MATERIAL SHOWN:

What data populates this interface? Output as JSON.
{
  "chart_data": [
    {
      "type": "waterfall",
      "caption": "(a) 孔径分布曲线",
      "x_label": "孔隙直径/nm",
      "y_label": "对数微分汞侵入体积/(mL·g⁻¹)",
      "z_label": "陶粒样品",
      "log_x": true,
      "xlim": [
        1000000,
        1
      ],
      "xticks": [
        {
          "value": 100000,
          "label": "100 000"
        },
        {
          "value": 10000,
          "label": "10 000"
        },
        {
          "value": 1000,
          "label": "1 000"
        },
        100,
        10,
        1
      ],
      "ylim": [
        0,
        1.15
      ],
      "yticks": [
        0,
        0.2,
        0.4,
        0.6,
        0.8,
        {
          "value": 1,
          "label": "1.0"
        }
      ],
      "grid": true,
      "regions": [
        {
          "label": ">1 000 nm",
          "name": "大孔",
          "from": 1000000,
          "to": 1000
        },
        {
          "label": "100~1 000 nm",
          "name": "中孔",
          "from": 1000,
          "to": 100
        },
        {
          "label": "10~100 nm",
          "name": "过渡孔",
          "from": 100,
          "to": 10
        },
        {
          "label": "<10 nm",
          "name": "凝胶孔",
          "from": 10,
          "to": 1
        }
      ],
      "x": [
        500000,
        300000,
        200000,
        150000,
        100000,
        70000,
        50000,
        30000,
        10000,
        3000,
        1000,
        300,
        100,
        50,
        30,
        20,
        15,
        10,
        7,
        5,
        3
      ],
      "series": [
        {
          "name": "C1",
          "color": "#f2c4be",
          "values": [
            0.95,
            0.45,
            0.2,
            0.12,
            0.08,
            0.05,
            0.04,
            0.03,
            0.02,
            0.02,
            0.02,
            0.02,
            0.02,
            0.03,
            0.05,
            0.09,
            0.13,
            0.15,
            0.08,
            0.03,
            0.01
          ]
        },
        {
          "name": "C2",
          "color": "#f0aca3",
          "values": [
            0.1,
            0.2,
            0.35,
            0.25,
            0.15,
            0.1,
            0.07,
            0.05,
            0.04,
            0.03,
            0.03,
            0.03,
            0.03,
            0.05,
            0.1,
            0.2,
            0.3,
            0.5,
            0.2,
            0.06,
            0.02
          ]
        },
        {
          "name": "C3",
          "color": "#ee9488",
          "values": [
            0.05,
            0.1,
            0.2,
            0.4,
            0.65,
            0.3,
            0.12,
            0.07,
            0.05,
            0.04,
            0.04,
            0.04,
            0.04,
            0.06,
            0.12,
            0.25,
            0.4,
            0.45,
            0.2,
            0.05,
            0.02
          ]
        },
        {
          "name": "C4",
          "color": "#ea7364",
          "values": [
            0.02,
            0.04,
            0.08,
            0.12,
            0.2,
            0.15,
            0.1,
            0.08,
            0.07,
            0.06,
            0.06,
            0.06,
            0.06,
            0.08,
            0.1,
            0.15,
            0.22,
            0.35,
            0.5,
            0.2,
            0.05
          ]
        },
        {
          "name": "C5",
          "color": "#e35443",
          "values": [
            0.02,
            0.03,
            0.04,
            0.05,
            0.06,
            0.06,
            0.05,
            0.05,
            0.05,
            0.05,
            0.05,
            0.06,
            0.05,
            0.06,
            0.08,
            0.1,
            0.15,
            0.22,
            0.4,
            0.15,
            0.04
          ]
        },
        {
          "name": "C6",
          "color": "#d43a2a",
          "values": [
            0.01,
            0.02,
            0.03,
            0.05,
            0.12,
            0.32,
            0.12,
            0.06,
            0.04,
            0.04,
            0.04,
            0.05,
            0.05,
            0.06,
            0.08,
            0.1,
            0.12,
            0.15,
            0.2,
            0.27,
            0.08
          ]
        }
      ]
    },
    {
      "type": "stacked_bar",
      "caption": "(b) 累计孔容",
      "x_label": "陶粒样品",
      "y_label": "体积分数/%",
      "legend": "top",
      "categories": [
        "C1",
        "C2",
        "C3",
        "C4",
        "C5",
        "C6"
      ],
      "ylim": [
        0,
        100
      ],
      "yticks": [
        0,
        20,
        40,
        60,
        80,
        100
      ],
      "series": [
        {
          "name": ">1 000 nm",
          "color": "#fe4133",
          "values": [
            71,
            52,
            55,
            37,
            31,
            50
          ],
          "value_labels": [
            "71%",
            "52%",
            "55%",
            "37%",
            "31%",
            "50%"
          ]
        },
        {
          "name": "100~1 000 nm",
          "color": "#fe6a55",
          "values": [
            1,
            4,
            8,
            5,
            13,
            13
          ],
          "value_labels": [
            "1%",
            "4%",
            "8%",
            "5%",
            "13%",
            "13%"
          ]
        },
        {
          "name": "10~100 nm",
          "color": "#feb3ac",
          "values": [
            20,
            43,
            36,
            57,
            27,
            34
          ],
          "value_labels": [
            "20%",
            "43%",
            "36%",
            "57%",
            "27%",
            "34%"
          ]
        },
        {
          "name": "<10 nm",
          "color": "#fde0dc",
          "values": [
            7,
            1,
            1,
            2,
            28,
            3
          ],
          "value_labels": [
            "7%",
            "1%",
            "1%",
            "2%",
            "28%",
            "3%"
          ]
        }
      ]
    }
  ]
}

WHAT YOU NEED TO DO:
Please quote every record above exactly as it appears.

FULL OUTPUT:
What data populates this interface? Output as JSON.
{
  "chart_data": [
    {
      "type": "waterfall",
      "caption": "(a) 孔径分布曲线",
      "x_label": "孔隙直径/nm",
      "y_label": "对数微分汞侵入体积/(mL·g⁻¹)",
      "z_label": "陶粒样品",
      "log_x": true,
      "xlim": [
        1000000,
        1
      ],
      "xticks": [
        {
          "value": 100000,
          "label": "100 000"
        },
        {
          "value": 10000,
          "label": "10 000"
        },
        {
          "value": 1000,
          "label": "1 000"
        },
        100,
        10,
        1
      ],
      "ylim": [
        0,
        1.15
      ],
      "yticks": [
        0,
        0.2,
        0.4,
        0.6,
        0.8,
        {
          "value": 1,
          "label": "1.0"
        }
      ],
      "grid": true,
      "regions": [
        {
          "label": ">1 000 nm",
          "name": "大孔",
          "from": 1000000,
          "to": 1000
        },
        {
          "label": "100~1 000 nm",
          "name": "中孔",
          "from": 1000,
          "to": 100
        },
        {
          "label": "10~100 nm",
          "name": "过渡孔",
          "from": 100,
          "to": 10
        },
        {
          "label": "<10 nm",
          "name": "凝胶孔",
          "from": 10,
          "to": 1
        }
      ],
      "x": [
        500000,
        300000,
        200000,
        150000,
        100000,
        70000,
        50000,
        30000,
        10000,
        3000,
        1000,
        300,
        100,
        50,
        30,
        20,
        15,
        10,
        7,
        5,
        3
      ],
      "series": [
        {
          "name": "C1",
          "color": "#f2c4be",
          "values": [
            0.95,
            0.45,
            0.2,
            0.12,
            0.08,
            0.05,
            0.04,
            0.03,
            0.02,
            0.02,
            0.02,
            0.02,
            0.02,
            0.03,
            0.05,
            0.09,
            0.13,
            0.15,
            0.08,
            0.03,
            0.01
          ]
        },
        {
          "name": "C2",
          "color": "#f0aca3",
          "values": [
            0.1,
            0.2,
            0.35,
            0.25,
            0.15,
            0.1,
            0.07,
            0.05,
            0.04,
            0.03,
            0.03,
            0.03,
            0.03,
            0.05,
            0.1,
            0.2,
            0.3,
            0.5,
            0.2,
            0.06,
            0.02
          ]
        },
        {
          "name": "C3",
          "color": "#ee9488",
          "values": [
            0.05,
            0.1,
            0.2,
            0.4,
            0.65,
            0.3,
            0.12,
            0.07,
            0.05,
            0.04,
            0.04,
            0.04,
            0.04,
            0.06,
            0.12,
            0.25,
            0.4,
            0.45,
            0.2,
            0.05,
            0.02
          ]
        },
        {
          "name": "C4",
          "color": "#ea7364",
          "values": [
            0.02,
            0.04,
            0.08,
            0.12,
            0.2,
            0.15,
            0.1,
            0.08,
            0.07,
            0.06,
            0.06,
            0.06,
            0.06,
            0.08,
            0.1,
            0.15,
            0.22,
            0.35,
            0.5,
            0.2,
            0.05
          ]
        },
        {
          "name": "C5",
          "color": "#e35443",
          "values": [
            0.02,
            0.03,
            0.04,
            0.05,
            0.06,
            0.06,
            0.05,
            0.05,
            0.05,
            0.05,
            0.05,
            0.06,
            0.05,
            0.06,
            0.08,
            0.1,
            0.15,
            0.22,
            0.4,
            0.15,
            0.04
          ]
        },
        {
          "name": "C6",
          "color": "#d43a2a",
          "values": [
            0.01,
            0.02,
            0.03,
            0.05,
            0.12,
            0.32,
            0.12,
            0.06,
            0.04,
            0.04,
            0.04,
            0.05,
            0.05,
            0.06,
            0.08,
            0.1,
            0.12,
            0.15,
            0.2,
            0.27,
            0.08
          ]
        }
      ]
    },
    {
      "type": "stacked_bar",
      "caption": "(b) 累计孔容",
      "x_label": "陶粒样品",
      "y_label": "体积分数/%",
      "legend": "top",
      "categories": [
        "C1",
        "C2",
        "C3",
        "C4",
        "C5",
        "C6"
      ],
      "ylim": [
        0,
        100
      ],
      "yticks": [
        0,
        20,
        40,
        60,
        80,
        100
      ],
      "series": [
        {
          "name": ">1 000 nm",
          "color": "#fe4133",
          "values": [
            71,
            52,
            55,
            37,
            31,
            50
          ],
          "value_labels": [
            "71%",
            "52%",
            "55%",
            "37%",
            "31%",
            "50%"
          ]
        },
        {
          "name": "100~1 000 nm",
          "color": "#fe6a55",
          "values": [
            1,
            4,
            8,
            5,
            13,
            13
          ],
          "value_labels": [
            "1%",
            "4%",
            "8%",
            "5%",
            "13%",
            "13%"
          ]
        },
        {
          "name": "10~100 nm",
          "color": "#feb3ac",
          "values": [
            20,
            43,
            36,
            57,
            27,
            34
          ],
          "value_labels": [
            "20%",
            "43%",
            "36%",
            "57%",
            "27%",
            "34%"
          ]
        },
        {
          "name": "<10 nm",
          "color": "#fde0dc",
          "values": [
            7,
            1,
            1,
            2,
            28,
            3
          ],
          "value_labels": [
            "7%",
            "1%",
            "1%",
            "2%",
            "28%",
            "3%"
          ]
        }
      ]
    }
  ]
}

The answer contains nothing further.